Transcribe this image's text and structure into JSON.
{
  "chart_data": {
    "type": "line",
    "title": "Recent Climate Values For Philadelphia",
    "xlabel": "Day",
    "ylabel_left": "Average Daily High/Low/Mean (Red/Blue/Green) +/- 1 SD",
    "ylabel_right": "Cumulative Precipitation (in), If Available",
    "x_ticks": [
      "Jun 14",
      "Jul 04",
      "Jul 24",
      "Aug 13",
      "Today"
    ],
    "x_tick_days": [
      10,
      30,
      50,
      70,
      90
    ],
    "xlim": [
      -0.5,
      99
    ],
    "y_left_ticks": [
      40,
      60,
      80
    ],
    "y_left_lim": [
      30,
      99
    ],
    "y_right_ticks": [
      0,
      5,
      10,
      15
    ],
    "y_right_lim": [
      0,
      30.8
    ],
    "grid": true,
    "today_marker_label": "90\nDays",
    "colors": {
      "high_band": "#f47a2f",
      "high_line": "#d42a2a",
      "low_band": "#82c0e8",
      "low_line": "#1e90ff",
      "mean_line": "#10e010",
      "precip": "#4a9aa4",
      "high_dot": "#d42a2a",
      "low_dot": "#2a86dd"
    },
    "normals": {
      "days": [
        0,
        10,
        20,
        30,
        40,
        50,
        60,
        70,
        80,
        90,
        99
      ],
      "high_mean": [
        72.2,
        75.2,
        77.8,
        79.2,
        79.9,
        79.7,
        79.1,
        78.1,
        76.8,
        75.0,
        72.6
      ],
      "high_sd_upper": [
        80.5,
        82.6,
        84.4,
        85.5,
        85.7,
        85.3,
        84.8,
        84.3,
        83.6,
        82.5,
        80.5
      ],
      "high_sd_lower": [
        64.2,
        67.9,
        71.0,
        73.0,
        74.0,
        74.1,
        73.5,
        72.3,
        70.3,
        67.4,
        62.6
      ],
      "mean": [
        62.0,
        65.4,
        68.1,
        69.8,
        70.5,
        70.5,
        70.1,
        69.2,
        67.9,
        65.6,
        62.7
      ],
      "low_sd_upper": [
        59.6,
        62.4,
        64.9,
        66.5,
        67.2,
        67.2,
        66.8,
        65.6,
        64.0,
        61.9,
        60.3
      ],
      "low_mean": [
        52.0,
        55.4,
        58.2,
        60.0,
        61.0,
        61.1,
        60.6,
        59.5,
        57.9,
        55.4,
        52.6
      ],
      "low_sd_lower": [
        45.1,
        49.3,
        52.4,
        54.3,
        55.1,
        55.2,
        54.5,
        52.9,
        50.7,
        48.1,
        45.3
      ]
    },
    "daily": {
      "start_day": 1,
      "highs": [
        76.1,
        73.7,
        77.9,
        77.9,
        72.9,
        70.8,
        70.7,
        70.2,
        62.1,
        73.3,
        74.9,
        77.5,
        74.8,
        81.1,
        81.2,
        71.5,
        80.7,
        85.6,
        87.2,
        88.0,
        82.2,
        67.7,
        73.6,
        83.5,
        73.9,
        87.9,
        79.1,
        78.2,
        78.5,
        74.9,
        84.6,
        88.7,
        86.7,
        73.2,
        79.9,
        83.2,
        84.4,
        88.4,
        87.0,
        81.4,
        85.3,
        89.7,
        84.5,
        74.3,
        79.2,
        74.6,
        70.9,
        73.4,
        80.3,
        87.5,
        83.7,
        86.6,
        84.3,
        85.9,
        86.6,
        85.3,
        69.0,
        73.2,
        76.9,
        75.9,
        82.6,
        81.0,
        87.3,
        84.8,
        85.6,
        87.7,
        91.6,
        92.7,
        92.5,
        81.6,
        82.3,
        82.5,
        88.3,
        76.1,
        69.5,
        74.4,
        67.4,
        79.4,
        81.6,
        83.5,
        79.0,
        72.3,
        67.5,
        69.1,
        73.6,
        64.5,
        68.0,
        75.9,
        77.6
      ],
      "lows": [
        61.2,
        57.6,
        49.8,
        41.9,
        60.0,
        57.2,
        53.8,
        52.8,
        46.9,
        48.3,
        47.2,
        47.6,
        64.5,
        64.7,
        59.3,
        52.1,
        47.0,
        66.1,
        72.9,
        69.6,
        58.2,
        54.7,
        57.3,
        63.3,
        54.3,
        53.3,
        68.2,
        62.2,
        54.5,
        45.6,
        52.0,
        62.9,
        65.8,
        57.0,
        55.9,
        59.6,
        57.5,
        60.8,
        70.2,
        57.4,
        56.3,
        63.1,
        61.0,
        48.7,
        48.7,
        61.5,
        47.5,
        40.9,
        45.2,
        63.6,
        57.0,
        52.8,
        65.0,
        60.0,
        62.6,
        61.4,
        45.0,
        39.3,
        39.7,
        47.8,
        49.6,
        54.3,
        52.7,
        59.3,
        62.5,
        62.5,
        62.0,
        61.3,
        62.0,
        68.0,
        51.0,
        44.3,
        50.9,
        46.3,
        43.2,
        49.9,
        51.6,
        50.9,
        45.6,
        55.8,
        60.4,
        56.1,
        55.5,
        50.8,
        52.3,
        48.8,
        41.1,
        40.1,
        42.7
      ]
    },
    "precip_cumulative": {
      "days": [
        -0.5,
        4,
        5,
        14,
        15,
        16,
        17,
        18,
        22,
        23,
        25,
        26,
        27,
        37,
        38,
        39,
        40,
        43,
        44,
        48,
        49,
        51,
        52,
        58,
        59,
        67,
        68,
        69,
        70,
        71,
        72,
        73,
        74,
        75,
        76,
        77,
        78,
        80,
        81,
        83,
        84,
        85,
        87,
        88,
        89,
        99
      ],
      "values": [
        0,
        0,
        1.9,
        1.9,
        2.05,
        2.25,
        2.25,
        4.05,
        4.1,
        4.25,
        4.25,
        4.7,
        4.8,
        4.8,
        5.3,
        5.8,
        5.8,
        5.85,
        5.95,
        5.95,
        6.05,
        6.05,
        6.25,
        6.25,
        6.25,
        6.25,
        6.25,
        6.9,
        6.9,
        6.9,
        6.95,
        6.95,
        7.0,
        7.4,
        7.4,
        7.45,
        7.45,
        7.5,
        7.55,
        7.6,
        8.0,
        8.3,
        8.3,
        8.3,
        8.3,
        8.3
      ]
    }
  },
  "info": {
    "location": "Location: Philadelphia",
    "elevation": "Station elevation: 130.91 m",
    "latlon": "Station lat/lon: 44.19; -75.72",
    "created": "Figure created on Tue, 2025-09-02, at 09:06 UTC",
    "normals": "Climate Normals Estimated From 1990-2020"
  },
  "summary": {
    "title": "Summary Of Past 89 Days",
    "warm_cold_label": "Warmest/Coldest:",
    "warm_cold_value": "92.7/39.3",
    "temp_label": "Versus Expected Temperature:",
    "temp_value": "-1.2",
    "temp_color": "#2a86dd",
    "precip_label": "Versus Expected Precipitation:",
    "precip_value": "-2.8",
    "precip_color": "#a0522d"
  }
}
◆ ◆ ◆
- [What the task requires]: Which lines contain the word "normals"? Copy each of them.

- [Exercise answer]:
    "normals": {
    "normals": "Climate Normals Estimated From 1990-2020"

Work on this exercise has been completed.